===== SOURCE MATERIAL =====
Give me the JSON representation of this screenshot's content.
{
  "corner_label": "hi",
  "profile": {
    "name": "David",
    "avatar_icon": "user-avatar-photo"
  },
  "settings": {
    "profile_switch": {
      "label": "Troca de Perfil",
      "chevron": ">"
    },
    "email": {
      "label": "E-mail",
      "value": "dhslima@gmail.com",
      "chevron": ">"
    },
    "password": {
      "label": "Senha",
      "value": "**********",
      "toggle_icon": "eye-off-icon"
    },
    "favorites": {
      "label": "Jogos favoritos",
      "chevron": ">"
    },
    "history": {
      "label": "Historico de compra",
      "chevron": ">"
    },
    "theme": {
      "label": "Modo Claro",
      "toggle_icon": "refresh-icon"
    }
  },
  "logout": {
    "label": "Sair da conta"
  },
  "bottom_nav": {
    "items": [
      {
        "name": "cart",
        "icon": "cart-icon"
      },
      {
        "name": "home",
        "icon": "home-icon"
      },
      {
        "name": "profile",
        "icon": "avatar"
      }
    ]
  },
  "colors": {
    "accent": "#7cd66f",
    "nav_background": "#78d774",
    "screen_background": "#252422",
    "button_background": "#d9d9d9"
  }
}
=====
Copy the entries above exactly, leaving none out.

#### FINISHED TASK:
Give me the JSON representation of this screenshot's content.
{
  "corner_label": "hi",
  "profile": {
    "name": "David",
    "avatar_icon": "user-avatar-photo"
  },
  "settings": {
    "profile_switch": {
      "label": "Troca de Perfil",
      "chevron": ">"
    },
    "email": {
      "label": "E-mail",
      "value": "dhslima@gmail.com",
      "chevron": ">"
    },
    "password": {
      "label": "Senha",
      "value": "**********",
      "toggle_icon": "eye-off-icon"
    },
    "favorites": {
      "label": "Jogos favoritos",
      "chevron": ">"
    },
    "history": {
      "label": "Historico de compra",
      "chevron": ">"
    },
    "theme": {
      "label": "Modo Claro",
      "toggle_icon": "refresh-icon"
    }
  },
  "logout": {
    "label": "Sair da conta"
  },
  "bottom_nav": {
    "items": [
      {
        "name": "cart",
        "icon": "cart-icon"
      },
      {
        "name": "home",
        "icon": "home-icon"
      },
      {
        "name": "profile",
        "icon": "avatar"
      }
    ]
  },
  "colors": {
    "accent": "#7cd66f",
    "nav_background": "#78d774",
    "screen_background": "#252422",
    "button_background": "#d9d9d9"
  }
}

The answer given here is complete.